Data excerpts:
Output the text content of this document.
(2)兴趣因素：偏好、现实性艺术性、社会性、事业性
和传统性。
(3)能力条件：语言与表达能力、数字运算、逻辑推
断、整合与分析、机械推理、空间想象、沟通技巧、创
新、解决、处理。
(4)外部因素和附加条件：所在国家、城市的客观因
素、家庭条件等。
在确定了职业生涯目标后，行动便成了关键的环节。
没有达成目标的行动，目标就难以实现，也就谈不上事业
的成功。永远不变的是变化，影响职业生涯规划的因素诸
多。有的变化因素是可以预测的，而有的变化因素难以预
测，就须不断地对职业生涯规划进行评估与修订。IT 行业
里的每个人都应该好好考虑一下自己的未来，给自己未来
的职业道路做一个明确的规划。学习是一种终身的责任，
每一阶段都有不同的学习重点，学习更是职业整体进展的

DIRECTION: Copy out every line of the data above, exactly as given.

THE RESPONSE:
Output the text content of this document.
(2)兴趣因素：偏好、现实性艺术性、社会性、事业性
和传统性。
(3)能力条件：语言与表达能力、数字运算、逻辑推
断、整合与分析、机械推理、空间想象、沟通技巧、创
新、解决、处理。
(4)外部因素和附加条件：所在国家、城市的客观因
素、家庭条件等。
在确定了职业生涯目标后，行动便成了关键的环节。
没有达成目标的行动，目标就难以实现，也就谈不上事业
的成功。永远不变的是变化，影响职业生涯规划的因素诸
多。有的变化因素是可以预测的，而有的变化因素难以预
测，就须不断地对职业生涯规划进行评估与修订。IT 行业
里的每个人都应该好好考虑一下自己的未来，给自己未来
的职业道路做一个明确的规划。学习是一种终身的责任，
每一阶段都有不同的学习重点，学习更是职业整体进展的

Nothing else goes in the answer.